[start of DATA FOR THE TASK]
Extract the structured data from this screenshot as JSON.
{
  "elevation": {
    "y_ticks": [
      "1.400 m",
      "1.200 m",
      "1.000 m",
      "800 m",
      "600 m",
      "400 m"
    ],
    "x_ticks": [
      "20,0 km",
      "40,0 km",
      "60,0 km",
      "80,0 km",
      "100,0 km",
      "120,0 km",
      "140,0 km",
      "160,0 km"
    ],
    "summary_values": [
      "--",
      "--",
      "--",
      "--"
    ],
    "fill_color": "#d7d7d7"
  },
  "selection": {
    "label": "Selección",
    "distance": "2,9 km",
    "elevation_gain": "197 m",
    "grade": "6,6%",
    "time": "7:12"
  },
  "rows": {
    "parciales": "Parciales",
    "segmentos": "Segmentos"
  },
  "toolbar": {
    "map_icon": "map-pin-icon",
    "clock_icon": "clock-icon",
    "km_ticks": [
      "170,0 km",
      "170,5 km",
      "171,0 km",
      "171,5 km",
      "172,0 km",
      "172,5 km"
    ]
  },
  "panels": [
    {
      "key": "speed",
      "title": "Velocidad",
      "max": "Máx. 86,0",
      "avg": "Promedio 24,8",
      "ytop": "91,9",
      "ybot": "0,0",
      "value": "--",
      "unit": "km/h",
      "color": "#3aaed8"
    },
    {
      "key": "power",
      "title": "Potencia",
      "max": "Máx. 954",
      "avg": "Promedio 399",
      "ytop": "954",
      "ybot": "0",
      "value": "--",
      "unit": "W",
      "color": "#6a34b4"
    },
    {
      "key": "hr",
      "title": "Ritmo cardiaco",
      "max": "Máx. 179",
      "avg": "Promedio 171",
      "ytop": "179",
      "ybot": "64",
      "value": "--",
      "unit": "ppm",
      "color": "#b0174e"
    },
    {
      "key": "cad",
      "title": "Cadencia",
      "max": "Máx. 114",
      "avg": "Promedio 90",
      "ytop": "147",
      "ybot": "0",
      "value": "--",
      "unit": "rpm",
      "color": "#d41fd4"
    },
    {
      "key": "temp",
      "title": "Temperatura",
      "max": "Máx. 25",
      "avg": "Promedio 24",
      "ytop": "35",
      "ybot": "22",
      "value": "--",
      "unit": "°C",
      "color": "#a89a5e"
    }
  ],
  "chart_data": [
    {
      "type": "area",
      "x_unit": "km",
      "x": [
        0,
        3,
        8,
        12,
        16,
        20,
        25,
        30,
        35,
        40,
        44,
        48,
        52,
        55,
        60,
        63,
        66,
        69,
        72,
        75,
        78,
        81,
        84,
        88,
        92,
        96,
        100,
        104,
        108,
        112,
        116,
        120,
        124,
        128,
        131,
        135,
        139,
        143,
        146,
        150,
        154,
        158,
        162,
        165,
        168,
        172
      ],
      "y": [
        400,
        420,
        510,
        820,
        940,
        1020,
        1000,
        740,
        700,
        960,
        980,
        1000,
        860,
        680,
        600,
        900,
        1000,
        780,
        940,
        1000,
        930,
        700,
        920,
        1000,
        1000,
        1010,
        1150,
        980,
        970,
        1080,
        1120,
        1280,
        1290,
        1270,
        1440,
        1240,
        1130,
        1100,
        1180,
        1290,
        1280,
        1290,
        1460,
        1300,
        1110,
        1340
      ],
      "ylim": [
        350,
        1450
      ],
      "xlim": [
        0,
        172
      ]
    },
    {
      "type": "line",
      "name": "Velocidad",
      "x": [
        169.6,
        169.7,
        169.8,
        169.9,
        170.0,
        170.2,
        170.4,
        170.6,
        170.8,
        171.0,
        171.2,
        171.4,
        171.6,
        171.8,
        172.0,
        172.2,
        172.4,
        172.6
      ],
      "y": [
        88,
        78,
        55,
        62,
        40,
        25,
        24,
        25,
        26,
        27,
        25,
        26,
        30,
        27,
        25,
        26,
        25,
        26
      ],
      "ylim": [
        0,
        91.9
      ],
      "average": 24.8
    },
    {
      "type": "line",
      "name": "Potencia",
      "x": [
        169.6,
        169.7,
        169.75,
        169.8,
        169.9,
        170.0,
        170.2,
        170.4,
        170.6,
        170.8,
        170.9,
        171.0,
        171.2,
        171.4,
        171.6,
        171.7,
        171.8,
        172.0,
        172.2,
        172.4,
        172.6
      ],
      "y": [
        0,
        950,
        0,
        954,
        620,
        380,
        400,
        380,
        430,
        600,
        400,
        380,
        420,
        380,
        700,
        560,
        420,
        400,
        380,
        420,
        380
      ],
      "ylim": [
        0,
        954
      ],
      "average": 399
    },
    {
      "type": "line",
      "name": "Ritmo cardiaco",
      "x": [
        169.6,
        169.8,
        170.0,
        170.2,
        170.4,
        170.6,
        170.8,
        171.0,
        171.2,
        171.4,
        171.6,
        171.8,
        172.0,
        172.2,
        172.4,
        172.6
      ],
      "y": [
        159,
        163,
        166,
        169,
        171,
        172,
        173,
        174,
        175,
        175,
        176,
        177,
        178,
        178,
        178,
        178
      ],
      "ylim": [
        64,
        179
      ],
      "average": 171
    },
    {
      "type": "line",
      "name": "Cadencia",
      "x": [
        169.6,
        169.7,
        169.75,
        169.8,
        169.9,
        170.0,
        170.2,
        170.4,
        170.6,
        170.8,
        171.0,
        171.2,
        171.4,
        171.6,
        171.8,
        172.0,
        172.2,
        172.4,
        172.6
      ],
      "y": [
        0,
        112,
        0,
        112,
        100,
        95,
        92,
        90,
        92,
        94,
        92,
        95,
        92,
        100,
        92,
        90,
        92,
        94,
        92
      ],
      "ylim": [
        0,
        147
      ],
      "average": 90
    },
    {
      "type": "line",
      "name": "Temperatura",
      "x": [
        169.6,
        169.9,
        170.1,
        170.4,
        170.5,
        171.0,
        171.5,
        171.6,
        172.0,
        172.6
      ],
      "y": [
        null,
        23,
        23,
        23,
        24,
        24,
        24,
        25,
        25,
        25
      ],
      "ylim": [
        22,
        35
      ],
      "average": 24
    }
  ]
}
[end of DATA FOR THE TASK]
_WRITTEN EXERCISE_
Pick out every line of the listing containing the word "Ritmo", and show those lines.

_SOLUTION_
      "title": "Ritmo cardiaco",
      "name": "Ritmo cardiaco",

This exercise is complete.